• _Task brief_
Return every record verbatim.

--------------------------------

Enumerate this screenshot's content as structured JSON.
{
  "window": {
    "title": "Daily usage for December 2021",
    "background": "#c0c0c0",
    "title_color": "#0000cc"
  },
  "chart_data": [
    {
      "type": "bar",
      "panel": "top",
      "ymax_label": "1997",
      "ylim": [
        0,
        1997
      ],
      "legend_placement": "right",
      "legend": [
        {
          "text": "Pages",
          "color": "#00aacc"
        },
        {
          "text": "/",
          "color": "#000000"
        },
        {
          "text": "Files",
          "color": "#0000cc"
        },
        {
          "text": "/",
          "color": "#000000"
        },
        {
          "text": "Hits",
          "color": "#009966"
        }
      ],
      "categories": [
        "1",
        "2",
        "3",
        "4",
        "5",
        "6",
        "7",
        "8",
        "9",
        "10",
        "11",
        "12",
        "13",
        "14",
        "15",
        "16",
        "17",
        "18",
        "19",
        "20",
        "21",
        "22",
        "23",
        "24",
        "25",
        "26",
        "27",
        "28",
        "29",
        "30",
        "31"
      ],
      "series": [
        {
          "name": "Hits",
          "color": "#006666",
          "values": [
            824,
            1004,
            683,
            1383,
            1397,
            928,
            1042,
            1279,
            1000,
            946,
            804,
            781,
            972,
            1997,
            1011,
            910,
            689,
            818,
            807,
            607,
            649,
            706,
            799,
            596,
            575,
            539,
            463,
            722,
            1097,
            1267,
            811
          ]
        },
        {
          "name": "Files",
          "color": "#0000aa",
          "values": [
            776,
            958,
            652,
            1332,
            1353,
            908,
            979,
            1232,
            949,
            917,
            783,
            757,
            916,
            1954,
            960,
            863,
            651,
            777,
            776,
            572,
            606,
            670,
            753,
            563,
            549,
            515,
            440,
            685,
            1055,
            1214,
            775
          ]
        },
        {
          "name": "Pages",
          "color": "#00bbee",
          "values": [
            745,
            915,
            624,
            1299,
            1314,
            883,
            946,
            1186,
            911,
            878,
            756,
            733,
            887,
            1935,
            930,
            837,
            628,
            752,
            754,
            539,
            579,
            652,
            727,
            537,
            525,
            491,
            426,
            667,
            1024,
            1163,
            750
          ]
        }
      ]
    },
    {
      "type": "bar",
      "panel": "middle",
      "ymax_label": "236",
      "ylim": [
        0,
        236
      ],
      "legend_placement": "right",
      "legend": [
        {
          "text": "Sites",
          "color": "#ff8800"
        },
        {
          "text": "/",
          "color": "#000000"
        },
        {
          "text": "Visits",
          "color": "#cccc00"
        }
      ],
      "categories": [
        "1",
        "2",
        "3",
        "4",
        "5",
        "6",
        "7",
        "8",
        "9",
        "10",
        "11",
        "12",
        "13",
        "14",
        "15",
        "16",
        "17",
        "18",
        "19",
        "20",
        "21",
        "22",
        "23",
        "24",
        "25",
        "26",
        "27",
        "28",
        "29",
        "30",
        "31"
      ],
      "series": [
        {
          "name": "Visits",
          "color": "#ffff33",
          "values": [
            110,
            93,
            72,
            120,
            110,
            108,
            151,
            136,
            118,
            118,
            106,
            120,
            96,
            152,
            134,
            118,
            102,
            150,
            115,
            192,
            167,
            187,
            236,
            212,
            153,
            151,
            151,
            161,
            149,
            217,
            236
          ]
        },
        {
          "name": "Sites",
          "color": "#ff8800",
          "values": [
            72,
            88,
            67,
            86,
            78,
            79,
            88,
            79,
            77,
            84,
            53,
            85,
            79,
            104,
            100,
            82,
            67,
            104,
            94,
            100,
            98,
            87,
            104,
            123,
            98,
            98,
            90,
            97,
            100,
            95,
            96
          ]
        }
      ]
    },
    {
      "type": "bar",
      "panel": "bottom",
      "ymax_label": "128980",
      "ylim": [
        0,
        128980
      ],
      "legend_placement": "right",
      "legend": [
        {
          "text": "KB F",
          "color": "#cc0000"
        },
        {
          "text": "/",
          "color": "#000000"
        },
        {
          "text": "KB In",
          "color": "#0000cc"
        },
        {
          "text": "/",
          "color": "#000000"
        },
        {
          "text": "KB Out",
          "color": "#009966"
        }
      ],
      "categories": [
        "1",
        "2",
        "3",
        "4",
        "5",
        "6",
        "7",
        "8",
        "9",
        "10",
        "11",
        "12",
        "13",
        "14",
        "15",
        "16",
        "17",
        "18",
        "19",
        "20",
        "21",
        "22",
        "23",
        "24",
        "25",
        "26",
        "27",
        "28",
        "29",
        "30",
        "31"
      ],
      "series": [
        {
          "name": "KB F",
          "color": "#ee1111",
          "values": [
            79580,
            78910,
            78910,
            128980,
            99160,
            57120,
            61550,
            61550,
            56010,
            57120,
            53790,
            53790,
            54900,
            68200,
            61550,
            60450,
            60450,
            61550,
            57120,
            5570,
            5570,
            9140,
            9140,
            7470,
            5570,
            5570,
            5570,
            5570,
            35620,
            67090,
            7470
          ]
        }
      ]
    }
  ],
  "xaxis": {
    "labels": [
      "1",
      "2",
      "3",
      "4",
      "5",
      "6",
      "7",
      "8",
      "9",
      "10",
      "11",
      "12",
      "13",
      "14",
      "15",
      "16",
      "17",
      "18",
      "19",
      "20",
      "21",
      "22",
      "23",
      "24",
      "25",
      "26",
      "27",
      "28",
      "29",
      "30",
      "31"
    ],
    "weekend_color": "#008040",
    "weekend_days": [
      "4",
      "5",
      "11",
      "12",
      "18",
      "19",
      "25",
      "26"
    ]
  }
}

--------------------------------

• _Finished answer_
Enumerate this screenshot's content as structured JSON.
{
  "window": {
    "title": "Daily usage for December 2021",
    "background": "#c0c0c0",
    "title_color": "#0000cc"
  },
  "chart_data": [
    {
      "type": "bar",
      "panel": "top",
      "ymax_label": "1997",
      "ylim": [
        0,
        1997
      ],
      "legend_placement": "right",
      "legend": [
        {
          "text": "Pages",
          "color": "#00aacc"
        },
        {
          "text": "/",
          "color": "#000000"
        },
        {
          "text": "Files",
          "color": "#0000cc"
        },
        {
          "text": "/",
          "color": "#000000"
        },
        {
          "text": "Hits",
          "color": "#009966"
        }
      ],
      "categories": [
        "1",
        "2",
        "3",
        "4",
        "5",
        "6",
        "7",
        "8",
        "9",
        "10",
        "11",
        "12",
        "13",
        "14",
        "15",
        "16",
        "17",
        "18",
        "19",
        "20",
        "21",
        "22",
        "23",
        "24",
        "25",
        "26",
        "27",
        "28",
        "29",
        "30",
        "31"
      ],
      "series": [
        {
          "name": "Hits",
          "color": "#006666",
          "values": [
            824,
            1004,
            683,
            1383,
            1397,
            928,
            1042,
            1279,
            1000,
            946,
            804,
            781,
            972,
            1997,
            1011,
            910,
            689,
            818,
            807,
            607,
            649,
            706,
            799,
            596,
            575,
            539,
            463,
            722,
            1097,
            1267,
            811
          ]
        },
        {
          "name": "Files",
          "color": "#0000aa",
          "values": [
            776,
            958,
            652,
            1332,
            1353,
            908,
            979,
            1232,
            949,
            917,
            783,
            757,
            916,
            1954,
            960,
            863,
            651,
            777,
            776,
            572,
            606,
            670,
            753,
            563,
            549,
            515,
            440,
            685,
            1055,
            1214,
            775
          ]
        },
        {
          "name": "Pages",
          "color": "#00bbee",
          "values": [
            745,
            915,
            624,
            1299,
            1314,
            883,
            946,
            1186,
            911,
            878,
            756,
            733,
            887,
            1935,
            930,
            837,
            628,
            752,
            754,
            539,
            579,
            652,
            727,
            537,
            525,
            491,
            426,
            667,
            1024,
            1163,
            750
          ]
        }
      ]
    },
    {
      "type": "bar",
      "panel": "middle",
      "ymax_label": "236",
      "ylim": [
        0,
        236
      ],
      "legend_placement": "right",
      "legend": [
        {
          "text": "Sites",
          "color": "#ff8800"
        },
        {
          "text": "/",
          "color": "#000000"
        },
        {
          "text": "Visits",
          "color": "#cccc00"
        }
      ],
      "categories": [
        "1",
        "2",
        "3",
        "4",
        "5",
        "6",
        "7",
        "8",
        "9",
        "10",
        "11",
        "12",
        "13",
        "14",
        "15",
        "16",
        "17",
        "18",
        "19",
        "20",
        "21",
        "22",
        "23",
        "24",
        "25",
        "26",
        "27",
        "28",
        "29",
        "30",
        "31"
      ],
      "series": [
        {
          "name": "Visits",
          "color": "#ffff33",
          "values": [
            110,
            93,
            72,
            120,
            110,
            108,
            151,
            136,
            118,
            118,
            106,
            120,
            96,
            152,
            134,
            118,
            102,
            150,
            115,
            192,
            167,
            187,
            236,
            212,
            153,
            151,
            151,
            161,
            149,
            217,
            236
          ]
        },
        {
          "name": "Sites",
          "color": "#ff8800",
          "values": [
            72,
            88,
            67,
            86,
            78,
            79,
            88,
            79,
            77,
            84,
            53,
            85,
            79,
            104,
            100,
            82,
            67,
            104,
            94,
            100,
            98,
            87,
            104,
            123,
            98,
            98,
            90,
            97,
            100,
            95,
            96
          ]
        }
      ]
    },
    {
      "type": "bar",
      "panel": "bottom",
      "ymax_label": "128980",
      "ylim": [
        0,
        128980
      ],
      "legend_placement": "right",
      "legend": [
        {
          "text": "KB F",
          "color": "#cc0000"
        },
        {
          "text": "/",
          "color": "#000000"
        },
        {
          "text": "KB In",
          "color": "#0000cc"
        },
        {
          "text": "/",
          "color": "#000000"
        },
        {
          "text": "KB Out",
          "color": "#009966"
        }
      ],
      "categories": [
        "1",
        "2",
        "3",
        "4",
        "5",
        "6",
        "7",
        "8",
        "9",
        "10",
        "11",
        "12",
        "13",
        "14",
        "15",
        "16",
        "17",
        "18",
        "19",
        "20",
        "21",
        "22",
        "23",
        "24",
        "25",
        "26",
        "27",
        "28",
        "29",
        "30",
        "31"
      ],
      "series": [
        {
          "name": "KB F",
          "color": "#ee1111",
          "values": [
            79580,
            78910,
            78910,
            128980,
            99160,
            57120,
            61550,
            61550,
            56010,
            57120,
            53790,
            53790,
            54900,
            68200,
            61550,
            60450,
            60450,
            61550,
            57120,
            5570,
            5570,
            9140,
            9140,
            7470,
            5570,
            5570,
            5570,
            5570,
            35620,
            67090,
            7470
          ]
        }
      ]
    }
  ],
  "xaxis": {
    "labels": [
      "1",
      "2",
      "3",
      "4",
      "5",
      "6",
      "7",
      "8",
      "9",
      "10",
      "11",
      "12",
      "13",
      "14",
      "15",
      "16",
      "17",
      "18",
      "19",
      "20",
      "21",
      "22",
      "23",
      "24",
      "25",
      "26",
      "27",
      "28",
      "29",
      "30",
      "31"
    ],
    "weekend_color": "#008040",
    "weekend_days": [
      "4",
      "5",
      "11",
      "12",
      "18",
      "19",
      "25",
      "26"
    ]
  }
}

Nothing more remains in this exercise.